(Element position data)
- - - -
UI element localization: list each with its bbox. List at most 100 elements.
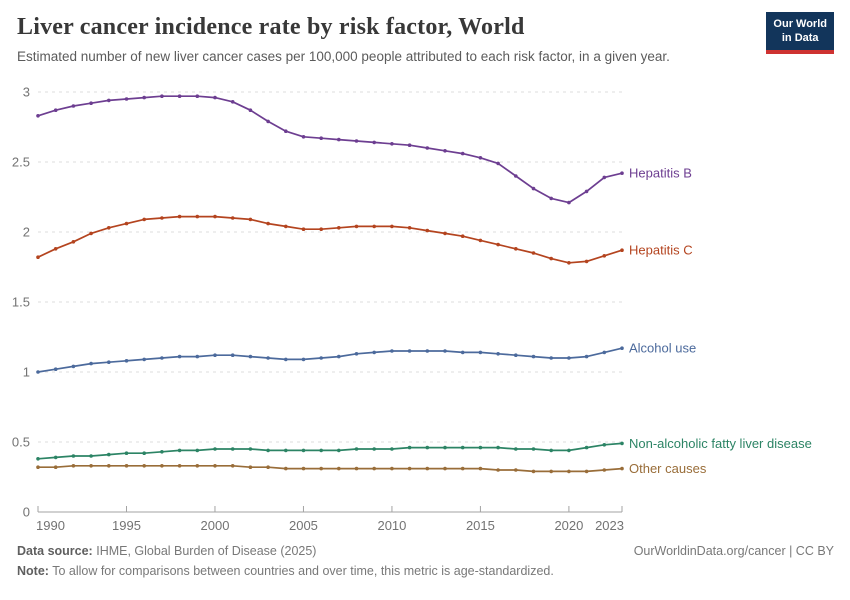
data-point[interactable] <box>567 469 571 474</box>
data-point[interactable] <box>319 227 324 231</box>
data-point[interactable] <box>53 247 58 251</box>
data-point[interactable] <box>213 95 217 100</box>
data-point[interactable] <box>443 149 447 153</box>
series-line-other-causes[interactable] <box>37 464 623 473</box>
data-point[interactable] <box>266 356 270 360</box>
data-point[interactable] <box>266 221 270 226</box>
data-point[interactable] <box>549 196 553 201</box>
data-point[interactable] <box>71 464 76 468</box>
data-point[interactable] <box>124 221 129 226</box>
data-point[interactable] <box>319 466 324 471</box>
data-point[interactable] <box>177 214 182 219</box>
data-point[interactable] <box>514 468 518 472</box>
data-point[interactable] <box>213 464 217 468</box>
data-point[interactable] <box>195 464 200 468</box>
data-point[interactable] <box>460 350 465 355</box>
data-point[interactable] <box>567 356 571 360</box>
series-line-non-alcoholic-fatty-liver-disease[interactable] <box>37 442 623 460</box>
data-point[interactable] <box>301 227 306 231</box>
data-point[interactable] <box>230 447 235 451</box>
data-point[interactable] <box>266 448 270 453</box>
data-point[interactable] <box>36 255 40 259</box>
data-point[interactable] <box>284 448 288 453</box>
data-point[interactable] <box>443 466 447 471</box>
data-point[interactable] <box>124 451 129 456</box>
data-point[interactable] <box>177 464 182 468</box>
series-label-alcohol-use[interactable]: Alcohol use <box>629 341 696 356</box>
series-points-hepatitis-b[interactable] <box>36 94 624 205</box>
data-point[interactable] <box>390 224 394 229</box>
data-point[interactable] <box>195 448 200 453</box>
data-point[interactable] <box>443 349 447 353</box>
data-point[interactable] <box>89 464 93 468</box>
data-point[interactable] <box>36 457 40 461</box>
data-point[interactable] <box>301 357 306 362</box>
data-point[interactable] <box>354 447 359 451</box>
data-point[interactable] <box>266 465 270 470</box>
data-point[interactable] <box>620 171 624 175</box>
data-point[interactable] <box>36 465 40 470</box>
data-point[interactable] <box>567 448 571 453</box>
series-label-non-alcoholic-fatty-liver-disease[interactable]: Non-alcoholic fatty liver disease <box>629 436 812 451</box>
data-point[interactable] <box>460 445 465 450</box>
data-point[interactable] <box>496 468 500 472</box>
data-point[interactable] <box>160 464 164 468</box>
data-point[interactable] <box>89 101 93 105</box>
data-point[interactable] <box>514 247 518 251</box>
data-point[interactable] <box>319 448 324 453</box>
data-point[interactable] <box>71 104 76 108</box>
data-point[interactable] <box>531 354 536 359</box>
data-point[interactable] <box>89 231 93 236</box>
data-point[interactable] <box>107 226 111 230</box>
series-points-hepatitis-c[interactable] <box>36 214 624 265</box>
data-point[interactable] <box>407 349 412 353</box>
series-points-other-causes[interactable] <box>36 464 624 474</box>
data-point[interactable] <box>230 216 235 220</box>
data-point[interactable] <box>195 354 200 359</box>
data-point[interactable] <box>230 100 235 104</box>
data-point[interactable] <box>478 350 483 355</box>
data-point[interactable] <box>213 353 217 358</box>
series-label-hepatitis-b[interactable]: Hepatitis B <box>629 166 692 181</box>
data-point[interactable] <box>584 259 589 264</box>
data-point[interactable] <box>107 464 111 468</box>
data-point[interactable] <box>620 441 624 446</box>
data-point[interactable] <box>248 465 253 470</box>
data-point[interactable] <box>107 452 111 457</box>
data-point[interactable] <box>195 94 200 98</box>
data-point[interactable] <box>337 354 341 359</box>
data-point[interactable] <box>89 361 93 366</box>
data-point[interactable] <box>567 261 571 265</box>
data-point[interactable] <box>213 447 217 451</box>
data-point[interactable] <box>319 356 324 360</box>
data-point[interactable] <box>531 447 536 451</box>
data-point[interactable] <box>549 256 553 261</box>
data-point[interactable] <box>584 189 589 194</box>
data-point[interactable] <box>372 350 377 355</box>
data-point[interactable] <box>230 464 235 468</box>
data-point[interactable] <box>390 466 394 471</box>
data-point[interactable] <box>496 242 500 247</box>
data-point[interactable] <box>602 468 607 472</box>
data-point[interactable] <box>301 135 306 139</box>
data-point[interactable] <box>425 146 430 150</box>
data-point[interactable] <box>71 364 76 369</box>
data-point[interactable] <box>71 454 76 458</box>
data-point[interactable] <box>160 216 164 220</box>
data-point[interactable] <box>53 455 58 460</box>
data-point[interactable] <box>478 238 483 243</box>
owid-logo[interactable]: Our World in Data <box>766 12 834 54</box>
data-point[interactable] <box>496 352 500 356</box>
data-point[interactable] <box>248 108 253 112</box>
data-point[interactable] <box>602 175 607 180</box>
data-point[interactable] <box>53 465 58 470</box>
data-point[interactable] <box>142 464 146 468</box>
data-point[interactable] <box>177 94 182 98</box>
data-point[interactable] <box>230 353 235 358</box>
data-point[interactable] <box>425 228 430 233</box>
data-point[interactable] <box>53 108 58 112</box>
data-point[interactable] <box>337 137 341 142</box>
data-point[interactable] <box>549 469 553 474</box>
series-line-hepatitis-c[interactable] <box>37 215 623 264</box>
data-point[interactable] <box>213 214 217 219</box>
- - - -
Written task — Can you output every line of the listing above as a JSON list of strings, one string per line, with blank lines and the pictures left out?

Answer in full —
[
  "UI element localization: list each with its bbox. List at most 100 elements.",
  "data-point[interactable] <box>567 469 571 474</box>",
  "data-point[interactable] <box>319 227 324 231</box>",
  "data-point[interactable] <box>53 247 58 251</box>",
  "data-point[interactable] <box>213 95 217 100</box>",
  "data-point[interactable] <box>443 149 447 153</box>",
  "series-line-other-causes[interactable] <box>37 464 623 473</box>",
  "data-point[interactable] <box>266 356 270 360</box>",
  "data-point[interactable] <box>266 221 270 226</box>",
  "data-point[interactable] <box>549 196 553 201</box>",
  "data-point[interactable] <box>71 464 76 468</box>",
  "data-point[interactable] <box>124 221 129 226</box>",
  "data-point[interactable] <box>319 466 324 471</box>",
  "data-point[interactable] <box>177 214 182 219</box>",
  "data-point[interactable] <box>514 468 518 472</box>",
  "data-point[interactable] <box>213 464 217 468</box>",
  "data-point[interactable] <box>195 464 200 468</box>",
  "data-point[interactable] <box>460 350 465 355</box>",
  "data-point[interactable] <box>567 356 571 360</box>",
  "series-line-non-alcoholic-fatty-liver-disease[interactable] <box>37 442 623 460</box>",
  "data-point[interactable] <box>301 227 306 231</box>",
  "data-point[interactable] <box>230 447 235 451</box>",
  "data-point[interactable] <box>266 448 270 453</box>",
  "data-point[interactable] <box>36 255 40 259</box>",
  "data-point[interactable] <box>284 448 288 453</box>",
  "data-point[interactable] <box>443 466 447 471</box>",
  "data-point[interactable] <box>124 451 129 456</box>",
  "data-point[interactable] <box>177 464 182 468</box>",
  "series-label-alcohol-use[interactable]: Alcohol use <box>629 341 696 356</box>",
  "series-points-hepatitis-b[interactable] <box>36 94 624 205</box>",
  "data-point[interactable] <box>390 224 394 229</box>",
  "data-point[interactable] <box>195 448 200 453</box>",
  "data-point[interactable] <box>443 349 447 353</box>",
  "data-point[interactable] <box>89 464 93 468</box>",
  "data-point[interactable] <box>36 457 40 461</box>",
  "data-point[interactable] <box>301 357 306 362</box>",
  "data-point[interactable] <box>354 447 359 451</box>",
  "data-point[interactable] <box>266 465 270 470</box>",
  "data-point[interactable] <box>620 171 624 175</box>",
  "data-point[interactable] <box>36 465 40 470</box>",
  "data-point[interactable] <box>567 448 571 453</box>",
  "series-label-non-alcoholic-fatty-liver-disease[interactable]: Non-alcoholic fatty liver disease <box>629 436 812 451</box>",
  "data-point[interactable] <box>460 445 465 450</box>",
  "data-point[interactable] <box>496 468 500 472</box>",
  "data-point[interactable] <box>160 464 164 468</box>",
  "data-point[interactable] <box>89 101 93 105</box>",
  "data-point[interactable] <box>514 247 518 251</box>",
  "data-point[interactable] <box>319 448 324 453</box>",
  "data-point[interactable] <box>71 104 76 108</box>",
  "data-point[interactable] <box>531 354 536 359</box>",
  "data-point[interactable] <box>89 231 93 236</box>",
  "data-point[interactable] <box>107 226 111 230</box>",
  "series-points-hepatitis-c[interactable] <box>36 214 624 265</box>",
  "data-point[interactable] <box>407 349 412 353</box>",
  "series-points-other-causes[interactable] <box>36 464 624 474</box>",
  "data-point[interactable] <box>230 216 235 220</box>",
  "data-point[interactable] <box>195 354 200 359</box>",
  "data-point[interactable] <box>230 100 235 104</box>",
  "data-point[interactable] <box>478 350 483 355</box>",
  "data-point[interactable] <box>213 353 217 358</box>",
  "series-label-hepatitis-b[interactable]: Hepatitis B <box>629 166 692 181</box>",
  "data-point[interactable] <box>584 259 589 264</box>",
  "data-point[interactable] <box>107 464 111 468</box>",
  "data-point[interactable] <box>620 441 624 446</box>",
  "data-point[interactable] <box>248 465 253 470</box>",
  "data-point[interactable] <box>107 452 111 457</box>",
  "data-point[interactable] <box>195 94 200 98</box>",
  "data-point[interactable] <box>337 354 341 359</box>",
  "data-point[interactable] <box>89 361 93 366</box>",
  "data-point[interactable] <box>567 261 571 265</box>",
  "data-point[interactable] <box>213 447 217 451</box>",
  "data-point[interactable] <box>319 356 324 360</box>",
  "data-point[interactable] <box>531 447 536 451</box>",
  "data-point[interactable] <box>549 256 553 261</box>",
  "data-point[interactable] <box>584 189 589 194</box>",
  "data-point[interactable] <box>372 350 377 355</box>",
  "data-point[interactable] <box>230 464 235 468</box>",
  "data-point[interactable] <box>390 466 394 471</box>",
  "data-point[interactable] <box>496 242 500 247</box>",
  "data-point[interactable] <box>602 468 607 472</box>",
  "data-point[interactable] <box>301 135 306 139</box>",
  "data-point[interactable] <box>425 146 430 150</box>",
  "data-point[interactable] <box>71 364 76 369</box>",
  "data-point[interactable] <box>71 454 76 458</box>",
  "data-point[interactable] <box>160 216 164 220</box>",
  "data-point[interactable] <box>53 455 58 460</box>",
  "data-point[interactable] <box>478 238 483 243</box>",
  "owid-logo[interactable]: Our World in Data <box>766 12 834 54</box>",
  "data-point[interactable] <box>496 352 500 356</box>",
  "data-point[interactable] <box>248 108 253 112</box>",
  "data-point[interactable] <box>602 175 607 180</box>",
  "data-point[interactable] <box>53 465 58 470</box>",
  "data-point[interactable] <box>142 464 146 468</box>",
  "data-point[interactable] <box>177 94 182 98</box>",
  "data-point[interactable] <box>230 353 235 358</box>",
  "data-point[interactable] <box>425 228 430 233</box>",
  "data-point[interactable] <box>53 108 58 112</box>",
  "data-point[interactable] <box>337 137 341 142</box>",
  "data-point[interactable] <box>549 469 553 474</box>",
  "series-line-hepatitis-c[interactable] <box>37 215 623 264</box>",
  "data-point[interactable] <box>213 214 217 219</box>"
]